═══ Stored records
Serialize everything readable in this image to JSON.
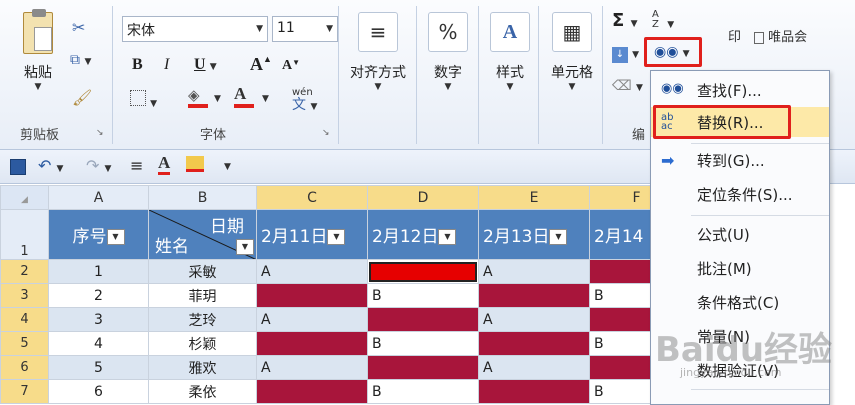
{
  "ribbon": {
    "clipboard": {
      "paste_label": "粘贴",
      "group_label": "剪贴板"
    },
    "font": {
      "font_name": "宋体",
      "font_size": "11",
      "group_label": "字体",
      "bold": "B",
      "italic": "I",
      "underline": "U",
      "grow": "A",
      "shrink": "A",
      "phonetic": "wén"
    },
    "alignment": {
      "label": "对齐方式"
    },
    "number": {
      "label": "数字",
      "icon_text": "%"
    },
    "styles": {
      "label": "样式"
    },
    "cells": {
      "label": "单元格"
    },
    "editing": {
      "sigma": "Σ",
      "sort": "A Z",
      "group_label_partial": "编"
    },
    "tabs_right": {
      "tab1": "印",
      "tab2": "唯品会"
    }
  },
  "sheet": {
    "columns": [
      "A",
      "B",
      "C",
      "D",
      "E",
      "F"
    ],
    "header_row": {
      "row_num": "1",
      "a": "序号",
      "b_top": "日期",
      "b_bottom": "姓名",
      "c": "2月11日",
      "d": "2月12日",
      "e": "2月13日",
      "f": "2月14"
    },
    "rows": [
      {
        "num": "2",
        "a": "1",
        "b": "采敏",
        "c": "A",
        "d": "",
        "e": "A",
        "f": ""
      },
      {
        "num": "3",
        "a": "2",
        "b": "菲玥",
        "c": "",
        "d": "B",
        "e": "",
        "f": "B"
      },
      {
        "num": "4",
        "a": "3",
        "b": "芝玲",
        "c": "A",
        "d": "",
        "e": "A",
        "f": ""
      },
      {
        "num": "5",
        "a": "4",
        "b": "杉颖",
        "c": "",
        "d": "B",
        "e": "",
        "f": "B"
      },
      {
        "num": "6",
        "a": "5",
        "b": "雅欢",
        "c": "A",
        "d": "",
        "e": "A",
        "f": ""
      },
      {
        "num": "7",
        "a": "6",
        "b": "柔依",
        "c": "",
        "d": "B",
        "e": "",
        "f": "B"
      }
    ]
  },
  "menu": {
    "items": [
      {
        "label": "查找(F)..."
      },
      {
        "label": "替换(R)..."
      },
      {
        "label": "转到(G)..."
      },
      {
        "label": "定位条件(S)..."
      },
      {
        "label": "公式(U)"
      },
      {
        "label": "批注(M)"
      },
      {
        "label": "条件格式(C)"
      },
      {
        "label": "常量(N)"
      },
      {
        "label": "数据验证(V)"
      }
    ]
  },
  "watermark": {
    "text": "Baidu经验",
    "sub": "jingyan.baidu.com"
  },
  "colors": {
    "accent_red": "#e0201c",
    "crimson_fill": "#a8153b",
    "header_blue": "#4f81bd",
    "selected_col": "#f7dc8a"
  }
}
══════
■ What is asked ■
Retype the data above exactly; pictures are not part of the copy.

■ Task output ■
Serialize everything readable in this image to JSON.
{
  "ribbon": {
    "clipboard": {
      "paste_label": "粘贴",
      "group_label": "剪贴板"
    },
    "font": {
      "font_name": "宋体",
      "font_size": "11",
      "group_label": "字体",
      "bold": "B",
      "italic": "I",
      "underline": "U",
      "grow": "A",
      "shrink": "A",
      "phonetic": "wén"
    },
    "alignment": {
      "label": "对齐方式"
    },
    "number": {
      "label": "数字",
      "icon_text": "%"
    },
    "styles": {
      "label": "样式"
    },
    "cells": {
      "label": "单元格"
    },
    "editing": {
      "sigma": "Σ",
      "sort": "A Z",
      "group_label_partial": "编"
    },
    "tabs_right": {
      "tab1": "印",
      "tab2": "唯品会"
    }
  },
  "sheet": {
    "columns": [
      "A",
      "B",
      "C",
      "D",
      "E",
      "F"
    ],
    "header_row": {
      "row_num": "1",
      "a": "序号",
      "b_top": "日期",
      "b_bottom": "姓名",
      "c": "2月11日",
      "d": "2月12日",
      "e": "2月13日",
      "f": "2月14"
    },
    "rows": [
      {
        "num": "2",
        "a": "1",
        "b": "采敏",
        "c": "A",
        "d": "",
        "e": "A",
        "f": ""
      },
      {
        "num": "3",
        "a": "2",
        "b": "菲玥",
        "c": "",
        "d": "B",
        "e": "",
        "f": "B"
      },
      {
        "num": "4",
        "a": "3",
        "b": "芝玲",
        "c": "A",
        "d": "",
        "e": "A",
        "f": ""
      },
      {
        "num": "5",
        "a": "4",
        "b": "杉颖",
        "c": "",
        "d": "B",
        "e": "",
        "f": "B"
      },
      {
        "num": "6",
        "a": "5",
        "b": "雅欢",
        "c": "A",
        "d": "",
        "e": "A",
        "f": ""
      },
      {
        "num": "7",
        "a": "6",
        "b": "柔依",
        "c": "",
        "d": "B",
        "e": "",
        "f": "B"
      }
    ]
  },
  "menu": {
    "items": [
      {
        "label": "查找(F)..."
      },
      {
        "label": "替换(R)..."
      },
      {
        "label": "转到(G)..."
      },
      {
        "label": "定位条件(S)..."
      },
      {
        "label": "公式(U)"
      },
      {
        "label": "批注(M)"
      },
      {
        "label": "条件格式(C)"
      },
      {
        "label": "常量(N)"
      },
      {
        "label": "数据验证(V)"
      }
    ]
  },
  "watermark": {
    "text": "Baidu经验",
    "sub": "jingyan.baidu.com"
  },
  "colors": {
    "accent_red": "#e0201c",
    "crimson_fill": "#a8153b",
    "header_blue": "#4f81bd",
    "selected_col": "#f7dc8a"
  }
}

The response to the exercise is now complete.